= Reading text =

Segment Open

3D-PRINTED AND PERSONALIZED ORTHOPEDIC IMPLANTS: FUNCTIONAL OUTCOMES AND RETURN TO SPORT – A STRUCTURED REVIEW
DOI:
https://doi.org/10.31435/ijitss.2(50).2026.5585Keywords:
3D Printing, Additive Manufacturing, Patient-Specific Implants, Personalized Arthroplasty, Kinematic Alignment, Restricted Kinematic Alignment, Functional Outcomes, Return to Sport, Orthopedic ImplantsAbstract
Background: Conventional orthopedic implants are standardized and may not fully reflect individual anatomical variability and biomechanics, particularly in physically active patients. Advances in additive manufacturing (3D printing) and personalized alignment strategies have enabled the development of patient-specific solutions aimed at improving functional outcomes.

Segment Closed

= Page layout parsing data =
Segment Open

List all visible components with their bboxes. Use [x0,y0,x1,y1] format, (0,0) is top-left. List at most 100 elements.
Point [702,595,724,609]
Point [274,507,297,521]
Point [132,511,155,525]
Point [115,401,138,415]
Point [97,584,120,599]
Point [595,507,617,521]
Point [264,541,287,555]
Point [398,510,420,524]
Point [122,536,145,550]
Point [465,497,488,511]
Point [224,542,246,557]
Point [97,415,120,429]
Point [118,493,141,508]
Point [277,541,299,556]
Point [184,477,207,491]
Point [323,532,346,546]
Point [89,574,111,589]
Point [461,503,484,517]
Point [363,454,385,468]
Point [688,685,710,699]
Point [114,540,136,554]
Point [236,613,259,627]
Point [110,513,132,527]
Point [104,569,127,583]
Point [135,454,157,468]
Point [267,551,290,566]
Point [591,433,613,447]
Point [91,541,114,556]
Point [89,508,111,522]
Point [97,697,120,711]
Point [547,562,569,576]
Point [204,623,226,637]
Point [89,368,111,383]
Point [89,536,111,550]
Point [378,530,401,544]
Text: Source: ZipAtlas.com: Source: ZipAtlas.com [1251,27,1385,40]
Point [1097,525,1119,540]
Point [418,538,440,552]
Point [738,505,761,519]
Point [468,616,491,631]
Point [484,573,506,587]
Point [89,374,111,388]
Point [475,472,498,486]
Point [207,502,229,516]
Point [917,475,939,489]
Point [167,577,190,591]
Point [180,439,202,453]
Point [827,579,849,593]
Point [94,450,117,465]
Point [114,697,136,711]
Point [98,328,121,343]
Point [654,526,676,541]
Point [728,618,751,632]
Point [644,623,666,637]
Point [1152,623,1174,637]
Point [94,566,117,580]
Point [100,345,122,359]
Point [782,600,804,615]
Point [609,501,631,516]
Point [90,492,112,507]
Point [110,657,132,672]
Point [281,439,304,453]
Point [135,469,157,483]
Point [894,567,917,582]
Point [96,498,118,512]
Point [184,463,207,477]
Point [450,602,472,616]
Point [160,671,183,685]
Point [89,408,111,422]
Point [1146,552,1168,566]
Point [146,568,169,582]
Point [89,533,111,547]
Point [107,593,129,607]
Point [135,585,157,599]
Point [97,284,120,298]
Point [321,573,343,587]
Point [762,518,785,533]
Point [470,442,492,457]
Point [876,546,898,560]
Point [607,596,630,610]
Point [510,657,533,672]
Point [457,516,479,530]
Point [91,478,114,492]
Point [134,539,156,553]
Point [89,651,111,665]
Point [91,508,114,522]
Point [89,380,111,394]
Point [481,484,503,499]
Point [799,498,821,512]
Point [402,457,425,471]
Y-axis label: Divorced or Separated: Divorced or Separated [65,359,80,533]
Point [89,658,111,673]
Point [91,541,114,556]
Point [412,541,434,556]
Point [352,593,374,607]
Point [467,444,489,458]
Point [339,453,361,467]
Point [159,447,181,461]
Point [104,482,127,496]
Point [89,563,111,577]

Segment Closed

= What to work on =
(1) In the abstract on 3D-printed orthopedic implants, update the passage that begins at the words "3D-PRINTED AND PERSONALIZED" and stops after "improving functional outcomes.". Replace "solutions" with "devices".
(2) According to the abstract on 3D-printed orthopedic implants, in which patients might standardized conventional implants especially fail to reflect individual anatomy and biomechanics?

= Outputs in order =
(1)
3D-PRINTED AND PERSONALIZED ORTHOPEDIC IMPLANTS: FUNCTIONAL OUTCOMES AND RETURN TO SPORT – A STRUCTURED REVIEW
DOI:
https://doi.org/10.31435/ijitss.2(50).2026.5585Keywords:
3D Printing, Additive Manufacturing, Patient-Specific Implants, Personalized Arthroplasty, Kinematic Alignment, Restricted Kinematic Alignment, Functional Outcomes, Return to Sport, Orthopedic ImplantsAbstract
Background: Conventional orthopedic implants are standardized and may not fully reflect individual anatomical variability and biomechanics, particularly in physically active patients. Advances in additive manufacturing (3D printing) and personalized alignment strategies have enabled the development of patient-specific devices aimed at improving functional outcomes.

(2) Physically active patients.